* **Records for the task**
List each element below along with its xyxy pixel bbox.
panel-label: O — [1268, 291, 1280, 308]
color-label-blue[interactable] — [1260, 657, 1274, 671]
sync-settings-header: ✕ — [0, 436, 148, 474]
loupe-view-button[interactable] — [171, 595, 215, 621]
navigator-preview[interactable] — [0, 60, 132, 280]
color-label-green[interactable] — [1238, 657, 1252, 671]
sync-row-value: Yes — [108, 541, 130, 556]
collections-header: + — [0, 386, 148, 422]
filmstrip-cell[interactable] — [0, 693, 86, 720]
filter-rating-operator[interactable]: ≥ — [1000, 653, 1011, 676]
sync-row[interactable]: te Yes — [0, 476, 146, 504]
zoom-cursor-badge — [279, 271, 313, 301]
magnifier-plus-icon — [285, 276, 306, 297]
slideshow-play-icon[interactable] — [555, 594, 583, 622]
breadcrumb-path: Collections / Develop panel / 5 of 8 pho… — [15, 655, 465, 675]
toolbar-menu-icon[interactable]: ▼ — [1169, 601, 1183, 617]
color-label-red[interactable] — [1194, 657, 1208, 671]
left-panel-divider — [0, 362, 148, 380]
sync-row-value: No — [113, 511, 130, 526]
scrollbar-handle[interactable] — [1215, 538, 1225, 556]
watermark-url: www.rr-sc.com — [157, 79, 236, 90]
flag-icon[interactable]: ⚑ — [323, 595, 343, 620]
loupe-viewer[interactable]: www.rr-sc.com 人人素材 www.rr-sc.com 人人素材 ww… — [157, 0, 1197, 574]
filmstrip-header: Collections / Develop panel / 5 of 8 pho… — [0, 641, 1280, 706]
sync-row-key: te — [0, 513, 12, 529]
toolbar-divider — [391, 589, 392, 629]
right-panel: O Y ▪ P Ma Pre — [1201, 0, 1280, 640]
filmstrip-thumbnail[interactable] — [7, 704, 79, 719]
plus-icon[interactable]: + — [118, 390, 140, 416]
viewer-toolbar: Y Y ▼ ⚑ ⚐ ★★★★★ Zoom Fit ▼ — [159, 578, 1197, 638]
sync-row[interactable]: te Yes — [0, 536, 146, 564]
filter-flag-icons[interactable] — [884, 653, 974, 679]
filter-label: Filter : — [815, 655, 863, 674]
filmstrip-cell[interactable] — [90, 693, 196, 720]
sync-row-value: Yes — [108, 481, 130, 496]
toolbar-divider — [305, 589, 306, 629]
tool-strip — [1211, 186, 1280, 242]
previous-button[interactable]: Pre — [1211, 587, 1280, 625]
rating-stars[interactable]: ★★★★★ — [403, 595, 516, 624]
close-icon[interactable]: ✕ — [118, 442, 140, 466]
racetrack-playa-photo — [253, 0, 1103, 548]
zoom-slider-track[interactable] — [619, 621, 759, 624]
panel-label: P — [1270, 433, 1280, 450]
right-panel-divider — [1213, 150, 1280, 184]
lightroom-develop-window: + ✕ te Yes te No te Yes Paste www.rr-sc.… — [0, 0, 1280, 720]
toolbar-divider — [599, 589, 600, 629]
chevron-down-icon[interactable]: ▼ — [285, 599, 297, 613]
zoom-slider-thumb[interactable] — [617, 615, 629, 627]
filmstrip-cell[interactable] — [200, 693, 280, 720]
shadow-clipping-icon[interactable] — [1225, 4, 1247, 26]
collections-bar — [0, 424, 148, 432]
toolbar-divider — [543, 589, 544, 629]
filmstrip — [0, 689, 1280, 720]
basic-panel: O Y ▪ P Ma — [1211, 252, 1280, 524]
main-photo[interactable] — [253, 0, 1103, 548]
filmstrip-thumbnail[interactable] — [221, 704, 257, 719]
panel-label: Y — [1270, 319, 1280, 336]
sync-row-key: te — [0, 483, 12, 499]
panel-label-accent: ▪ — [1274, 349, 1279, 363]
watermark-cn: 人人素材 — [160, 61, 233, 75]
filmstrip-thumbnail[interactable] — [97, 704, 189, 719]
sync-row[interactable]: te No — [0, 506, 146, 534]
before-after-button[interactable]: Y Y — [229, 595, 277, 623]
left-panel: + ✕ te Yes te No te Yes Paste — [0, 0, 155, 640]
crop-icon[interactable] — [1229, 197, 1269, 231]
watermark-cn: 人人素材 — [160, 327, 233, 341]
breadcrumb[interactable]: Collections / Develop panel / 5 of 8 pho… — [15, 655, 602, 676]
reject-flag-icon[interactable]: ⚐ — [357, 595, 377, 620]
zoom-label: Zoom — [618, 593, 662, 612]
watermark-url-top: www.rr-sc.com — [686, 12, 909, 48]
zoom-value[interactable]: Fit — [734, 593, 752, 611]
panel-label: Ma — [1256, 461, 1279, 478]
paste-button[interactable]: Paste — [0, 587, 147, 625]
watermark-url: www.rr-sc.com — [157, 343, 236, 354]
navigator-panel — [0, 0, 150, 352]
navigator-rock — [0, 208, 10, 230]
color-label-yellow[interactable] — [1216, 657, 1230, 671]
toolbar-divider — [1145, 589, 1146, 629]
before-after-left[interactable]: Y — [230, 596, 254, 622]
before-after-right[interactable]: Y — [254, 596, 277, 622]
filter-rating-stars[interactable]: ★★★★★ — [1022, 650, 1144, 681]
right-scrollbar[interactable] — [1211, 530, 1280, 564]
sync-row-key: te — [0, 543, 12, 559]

* **Problem**
Please reproduce the part of the material above that opens with its first line and closes with the line containing "breadcrumb-path: Collections /", including both of those lines and keeping each one unchanged.

* **Result**
List each element below along with its xyxy pixel bbox.
panel-label: O — [1268, 291, 1280, 308]
color-label-blue[interactable] — [1260, 657, 1274, 671]
sync-settings-header: ✕ — [0, 436, 148, 474]
loupe-view-button[interactable] — [171, 595, 215, 621]
navigator-preview[interactable] — [0, 60, 132, 280]
color-label-green[interactable] — [1238, 657, 1252, 671]
sync-row-value: Yes — [108, 541, 130, 556]
collections-header: + — [0, 386, 148, 422]
filmstrip-cell[interactable] — [0, 693, 86, 720]
filter-rating-operator[interactable]: ≥ — [1000, 653, 1011, 676]
sync-row[interactable]: te Yes — [0, 476, 146, 504]
zoom-cursor-badge — [279, 271, 313, 301]
magnifier-plus-icon — [285, 276, 306, 297]
slideshow-play-icon[interactable] — [555, 594, 583, 622]
breadcrumb-path: Collections / Develop panel / 5 of 8 pho… — [15, 655, 465, 675]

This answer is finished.